Stored data entries
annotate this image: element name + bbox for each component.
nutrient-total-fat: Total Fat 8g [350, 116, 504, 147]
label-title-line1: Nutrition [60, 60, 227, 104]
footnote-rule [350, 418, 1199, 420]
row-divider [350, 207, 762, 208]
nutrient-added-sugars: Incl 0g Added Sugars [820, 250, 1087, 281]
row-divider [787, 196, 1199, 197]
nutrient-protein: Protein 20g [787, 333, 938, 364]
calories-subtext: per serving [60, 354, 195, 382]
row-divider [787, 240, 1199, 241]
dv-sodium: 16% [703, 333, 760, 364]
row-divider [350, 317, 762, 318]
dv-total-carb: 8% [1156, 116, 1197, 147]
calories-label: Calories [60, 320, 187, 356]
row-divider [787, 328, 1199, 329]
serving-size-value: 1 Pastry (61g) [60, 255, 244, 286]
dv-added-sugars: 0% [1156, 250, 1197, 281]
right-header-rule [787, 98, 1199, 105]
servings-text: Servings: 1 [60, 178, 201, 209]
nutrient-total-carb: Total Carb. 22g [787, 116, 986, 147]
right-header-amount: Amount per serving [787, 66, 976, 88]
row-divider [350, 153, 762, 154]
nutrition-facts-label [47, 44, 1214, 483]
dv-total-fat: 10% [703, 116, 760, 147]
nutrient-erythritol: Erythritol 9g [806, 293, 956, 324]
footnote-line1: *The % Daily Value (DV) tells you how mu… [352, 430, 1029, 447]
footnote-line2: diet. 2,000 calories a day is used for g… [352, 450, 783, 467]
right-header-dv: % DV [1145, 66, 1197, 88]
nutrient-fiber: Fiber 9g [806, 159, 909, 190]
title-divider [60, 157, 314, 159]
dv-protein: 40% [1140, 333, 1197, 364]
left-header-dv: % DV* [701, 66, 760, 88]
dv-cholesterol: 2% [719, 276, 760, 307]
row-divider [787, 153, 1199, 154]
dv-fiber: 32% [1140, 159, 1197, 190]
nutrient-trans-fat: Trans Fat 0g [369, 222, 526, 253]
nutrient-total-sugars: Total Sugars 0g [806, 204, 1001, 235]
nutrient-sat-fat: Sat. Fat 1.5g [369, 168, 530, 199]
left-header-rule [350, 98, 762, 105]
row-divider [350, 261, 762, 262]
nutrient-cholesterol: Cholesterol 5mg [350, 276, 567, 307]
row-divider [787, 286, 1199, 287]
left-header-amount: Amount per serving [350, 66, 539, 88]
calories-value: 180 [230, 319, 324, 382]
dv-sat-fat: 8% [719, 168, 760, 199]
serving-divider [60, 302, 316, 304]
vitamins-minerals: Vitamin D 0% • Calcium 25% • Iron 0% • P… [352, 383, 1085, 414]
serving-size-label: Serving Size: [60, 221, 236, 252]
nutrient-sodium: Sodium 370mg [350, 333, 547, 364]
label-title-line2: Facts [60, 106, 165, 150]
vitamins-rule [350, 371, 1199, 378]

* WHAT TO PRODUCE:
Provide the number of lines in the records above containing the string "footnote", and write nothing more.

* EXERCISE OUTPUT:
3